> _AIM_: Reproduce the listing below character for character; drop every image.

** START GIVEN INFORMATION **

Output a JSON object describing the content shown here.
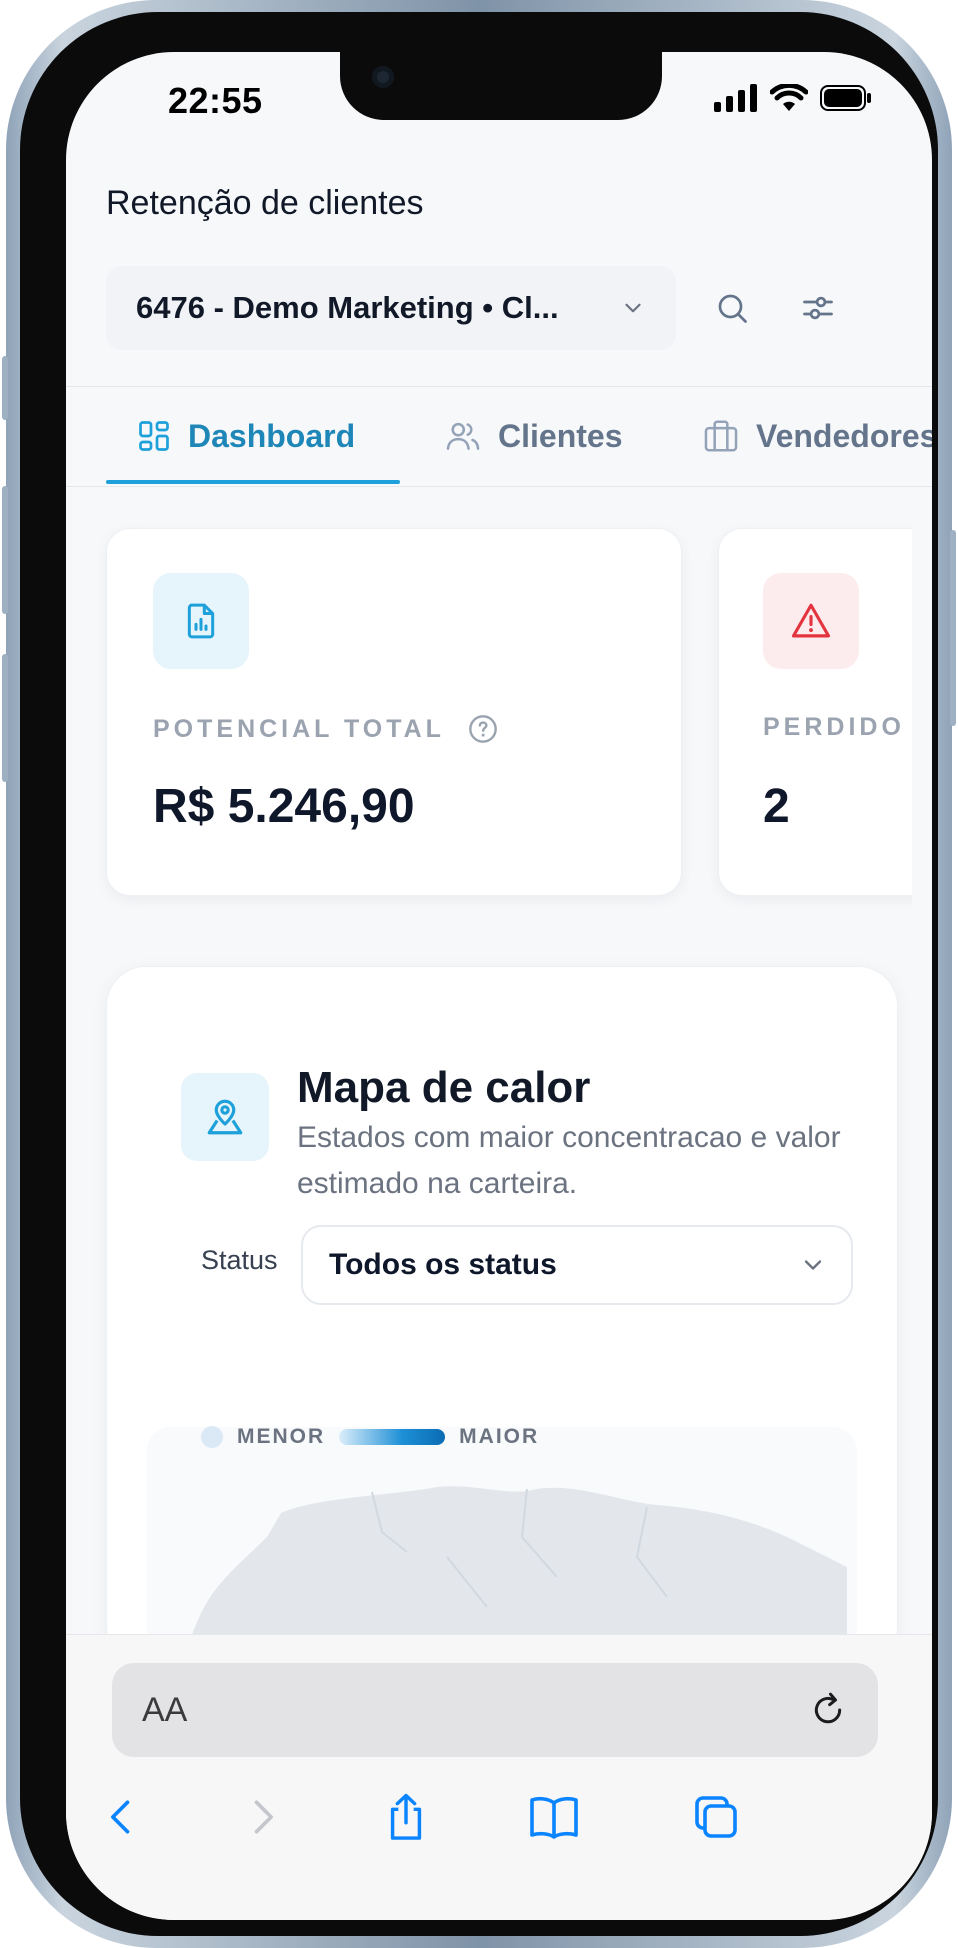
{
  "status_bar": {
    "time": "22:55"
  },
  "header": {
    "title": "Retenção de clientes",
    "store_select": "6476 - Demo Marketing • Cl..."
  },
  "tabs": [
    {
      "label": "Dashboard",
      "icon": "dashboard-grid-icon",
      "active": true
    },
    {
      "label": "Clientes",
      "icon": "users-icon",
      "active": false
    },
    {
      "label": "Vendedores",
      "icon": "briefcase-icon",
      "active": false
    }
  ],
  "kpis": [
    {
      "label": "POTENCIAL TOTAL",
      "value": "R$ 5.246,90",
      "icon": "report-chart-icon",
      "color": "#1ea0da"
    },
    {
      "label": "PERDIDO",
      "value": "2",
      "icon": "warning-icon",
      "color": "#e3343f"
    }
  ],
  "heatmap": {
    "title": "Mapa de calor",
    "subtitle": "Estados com maior concentracao e valor estimado na carteira.",
    "status_label": "Status",
    "status_value": "Todos os status",
    "legend_min": "MENOR",
    "legend_max": "MAIOR"
  },
  "browser": {
    "text_size_label": "AA"
  },
  "colors": {
    "accent": "#1ea0da",
    "danger": "#e3343f",
    "text": "#0f172a",
    "muted": "#9aa3af"
  }
}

** END GIVEN INFORMATION **

> _CORRECT ANSWER_:
Output a JSON object describing the content shown here.
{
  "status_bar": {
    "time": "22:55"
  },
  "header": {
    "title": "Retenção de clientes",
    "store_select": "6476 - Demo Marketing • Cl..."
  },
  "tabs": [
    {
      "label": "Dashboard",
      "icon": "dashboard-grid-icon",
      "active": true
    },
    {
      "label": "Clientes",
      "icon": "users-icon",
      "active": false
    },
    {
      "label": "Vendedores",
      "icon": "briefcase-icon",
      "active": false
    }
  ],
  "kpis": [
    {
      "label": "POTENCIAL TOTAL",
      "value": "R$ 5.246,90",
      "icon": "report-chart-icon",
      "color": "#1ea0da"
    },
    {
      "label": "PERDIDO",
      "value": "2",
      "icon": "warning-icon",
      "color": "#e3343f"
    }
  ],
  "heatmap": {
    "title": "Mapa de calor",
    "subtitle": "Estados com maior concentracao e valor estimado na carteira.",
    "status_label": "Status",
    "status_value": "Todos os status",
    "legend_min": "MENOR",
    "legend_max": "MAIOR"
  },
  "browser": {
    "text_size_label": "AA"
  },
  "colors": {
    "accent": "#1ea0da",
    "danger": "#e3343f",
    "text": "#0f172a",
    "muted": "#9aa3af"
  }
}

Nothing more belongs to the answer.